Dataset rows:
┄┄┄┄┄┄
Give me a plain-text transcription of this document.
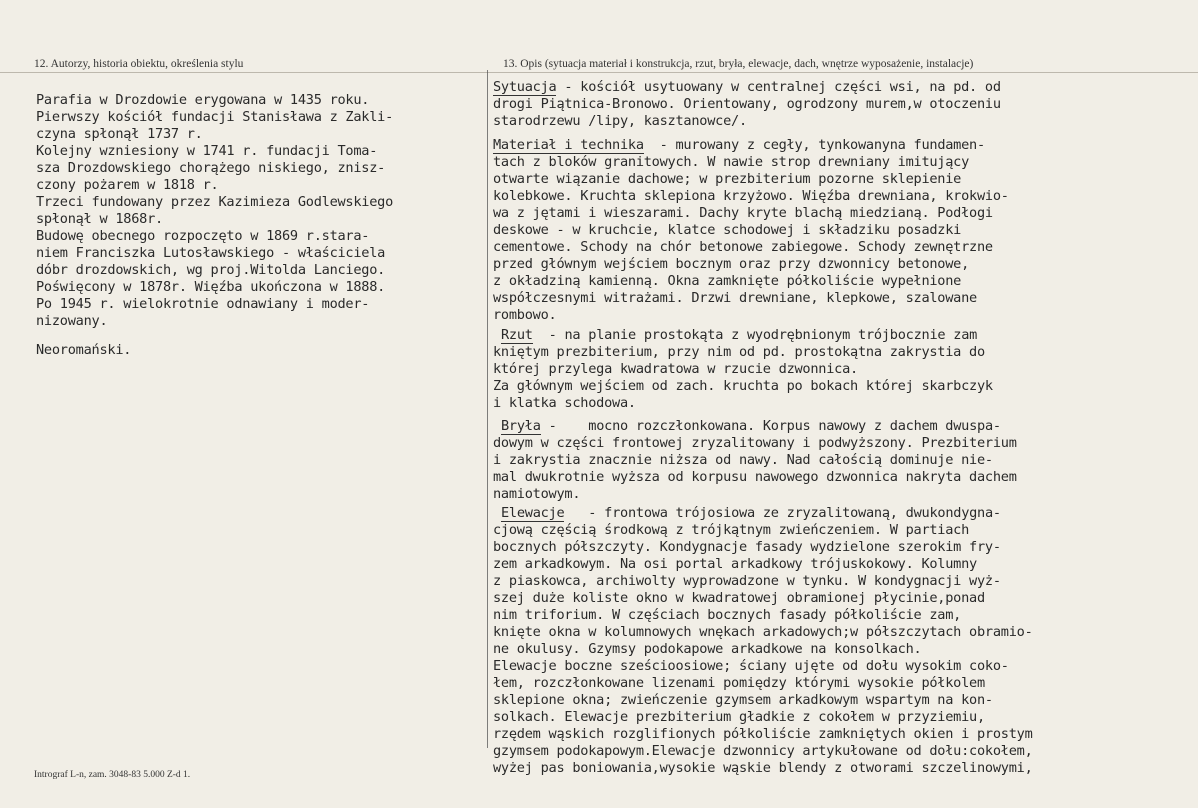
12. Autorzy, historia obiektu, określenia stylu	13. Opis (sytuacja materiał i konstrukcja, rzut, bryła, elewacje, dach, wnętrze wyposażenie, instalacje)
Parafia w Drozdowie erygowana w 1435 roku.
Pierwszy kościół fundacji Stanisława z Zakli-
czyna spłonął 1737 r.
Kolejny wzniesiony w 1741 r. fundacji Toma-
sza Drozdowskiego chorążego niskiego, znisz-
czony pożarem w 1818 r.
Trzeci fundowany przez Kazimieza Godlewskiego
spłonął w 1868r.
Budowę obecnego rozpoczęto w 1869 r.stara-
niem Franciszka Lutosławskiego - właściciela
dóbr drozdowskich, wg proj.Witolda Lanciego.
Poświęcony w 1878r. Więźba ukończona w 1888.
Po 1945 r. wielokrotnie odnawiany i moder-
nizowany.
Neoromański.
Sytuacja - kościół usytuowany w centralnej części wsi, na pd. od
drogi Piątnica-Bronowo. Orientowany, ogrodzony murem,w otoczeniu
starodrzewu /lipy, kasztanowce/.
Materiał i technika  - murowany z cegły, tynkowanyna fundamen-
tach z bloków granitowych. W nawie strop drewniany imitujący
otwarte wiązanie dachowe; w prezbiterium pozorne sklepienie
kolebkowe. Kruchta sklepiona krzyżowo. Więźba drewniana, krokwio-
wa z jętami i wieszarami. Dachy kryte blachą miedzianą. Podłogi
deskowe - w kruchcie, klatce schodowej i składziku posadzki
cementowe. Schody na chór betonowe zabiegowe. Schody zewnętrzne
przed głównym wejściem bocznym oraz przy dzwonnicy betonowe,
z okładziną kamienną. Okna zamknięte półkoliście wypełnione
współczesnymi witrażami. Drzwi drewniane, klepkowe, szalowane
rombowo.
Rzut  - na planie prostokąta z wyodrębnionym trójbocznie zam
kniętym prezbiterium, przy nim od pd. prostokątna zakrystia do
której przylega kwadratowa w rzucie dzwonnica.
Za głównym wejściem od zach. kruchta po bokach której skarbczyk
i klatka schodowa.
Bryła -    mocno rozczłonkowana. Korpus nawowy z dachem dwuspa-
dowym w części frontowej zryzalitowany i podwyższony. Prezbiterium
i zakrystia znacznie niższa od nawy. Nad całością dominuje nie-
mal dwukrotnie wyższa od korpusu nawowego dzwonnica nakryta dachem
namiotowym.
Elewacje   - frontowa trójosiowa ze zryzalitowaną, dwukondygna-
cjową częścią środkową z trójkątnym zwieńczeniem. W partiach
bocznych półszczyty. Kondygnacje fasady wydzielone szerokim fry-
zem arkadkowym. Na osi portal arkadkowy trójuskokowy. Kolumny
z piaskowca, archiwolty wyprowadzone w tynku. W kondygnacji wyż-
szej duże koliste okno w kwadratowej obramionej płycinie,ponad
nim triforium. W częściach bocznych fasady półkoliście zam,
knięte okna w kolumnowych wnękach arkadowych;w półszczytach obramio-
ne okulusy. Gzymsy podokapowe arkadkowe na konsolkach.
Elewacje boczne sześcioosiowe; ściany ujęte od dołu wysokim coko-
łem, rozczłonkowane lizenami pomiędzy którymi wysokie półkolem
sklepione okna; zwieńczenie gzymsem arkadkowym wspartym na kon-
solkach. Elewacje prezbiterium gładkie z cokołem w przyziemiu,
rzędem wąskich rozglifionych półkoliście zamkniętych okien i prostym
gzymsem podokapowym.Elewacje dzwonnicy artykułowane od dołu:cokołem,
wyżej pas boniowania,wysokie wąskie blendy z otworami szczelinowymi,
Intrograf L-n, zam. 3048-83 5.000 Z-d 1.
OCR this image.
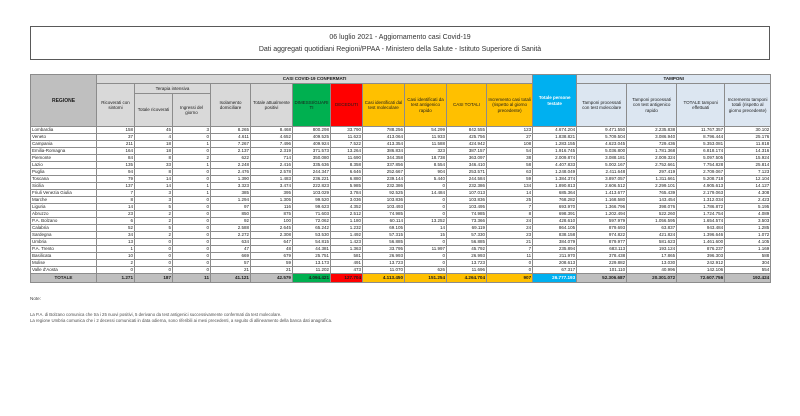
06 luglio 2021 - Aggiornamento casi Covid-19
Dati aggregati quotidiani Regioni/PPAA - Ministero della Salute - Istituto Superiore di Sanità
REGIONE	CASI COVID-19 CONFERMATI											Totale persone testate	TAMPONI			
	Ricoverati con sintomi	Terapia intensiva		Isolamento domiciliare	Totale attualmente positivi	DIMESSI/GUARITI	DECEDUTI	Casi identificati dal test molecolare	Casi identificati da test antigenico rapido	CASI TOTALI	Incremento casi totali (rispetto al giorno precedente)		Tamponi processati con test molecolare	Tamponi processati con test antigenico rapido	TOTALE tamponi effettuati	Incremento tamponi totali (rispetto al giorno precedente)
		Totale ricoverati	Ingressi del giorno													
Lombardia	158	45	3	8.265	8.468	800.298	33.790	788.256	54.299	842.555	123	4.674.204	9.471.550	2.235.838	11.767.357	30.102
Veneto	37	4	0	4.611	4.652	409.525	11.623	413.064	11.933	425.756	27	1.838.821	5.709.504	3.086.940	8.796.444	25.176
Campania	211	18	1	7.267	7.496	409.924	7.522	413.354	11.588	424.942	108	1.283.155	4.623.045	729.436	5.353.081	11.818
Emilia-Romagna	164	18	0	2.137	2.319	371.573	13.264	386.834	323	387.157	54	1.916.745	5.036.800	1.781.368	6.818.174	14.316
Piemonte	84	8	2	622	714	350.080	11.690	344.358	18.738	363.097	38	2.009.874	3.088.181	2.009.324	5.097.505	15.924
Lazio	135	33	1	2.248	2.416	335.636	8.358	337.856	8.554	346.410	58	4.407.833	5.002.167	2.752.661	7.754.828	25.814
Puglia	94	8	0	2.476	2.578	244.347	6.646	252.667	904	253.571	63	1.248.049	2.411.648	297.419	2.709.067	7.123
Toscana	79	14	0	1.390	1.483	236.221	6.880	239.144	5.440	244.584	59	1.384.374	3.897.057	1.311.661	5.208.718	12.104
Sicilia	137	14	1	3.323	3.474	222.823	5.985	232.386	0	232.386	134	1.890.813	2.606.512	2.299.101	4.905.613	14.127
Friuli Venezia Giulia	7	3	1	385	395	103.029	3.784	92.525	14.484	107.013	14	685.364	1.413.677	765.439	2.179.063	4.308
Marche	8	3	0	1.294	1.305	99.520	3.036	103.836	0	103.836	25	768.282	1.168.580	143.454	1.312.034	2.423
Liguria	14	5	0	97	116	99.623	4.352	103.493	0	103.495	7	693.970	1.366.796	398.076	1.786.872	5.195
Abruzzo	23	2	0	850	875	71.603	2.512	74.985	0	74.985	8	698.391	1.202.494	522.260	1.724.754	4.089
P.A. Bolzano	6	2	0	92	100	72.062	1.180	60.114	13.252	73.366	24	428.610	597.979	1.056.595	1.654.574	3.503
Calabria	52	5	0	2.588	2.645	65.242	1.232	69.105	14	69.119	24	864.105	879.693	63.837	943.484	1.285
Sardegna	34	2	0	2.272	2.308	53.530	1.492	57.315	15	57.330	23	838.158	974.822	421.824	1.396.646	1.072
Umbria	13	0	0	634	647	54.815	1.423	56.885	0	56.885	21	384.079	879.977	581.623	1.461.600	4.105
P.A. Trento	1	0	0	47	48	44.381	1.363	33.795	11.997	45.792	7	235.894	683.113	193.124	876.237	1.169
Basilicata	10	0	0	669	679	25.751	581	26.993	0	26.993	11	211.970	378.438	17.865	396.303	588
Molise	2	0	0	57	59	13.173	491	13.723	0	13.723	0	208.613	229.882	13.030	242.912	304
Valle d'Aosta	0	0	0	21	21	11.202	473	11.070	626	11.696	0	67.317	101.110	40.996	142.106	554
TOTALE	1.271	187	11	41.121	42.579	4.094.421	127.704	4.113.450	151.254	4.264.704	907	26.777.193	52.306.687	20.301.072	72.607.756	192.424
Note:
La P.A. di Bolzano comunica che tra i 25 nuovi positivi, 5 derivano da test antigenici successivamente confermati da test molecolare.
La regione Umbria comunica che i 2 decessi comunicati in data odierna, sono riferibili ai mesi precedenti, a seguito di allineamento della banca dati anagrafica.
┄┄┄┄┄┄
PROBLEM STATEMENT.
Copy, from the material, each line that holds the string "dzwonnicy".

SOLUTION.
przed głównym wejściem bocznym oraz przy dzwonnicy betonowe,
gzymsem podokapowym.Elewacje dzwonnicy artykułowane od dołu:cokołem,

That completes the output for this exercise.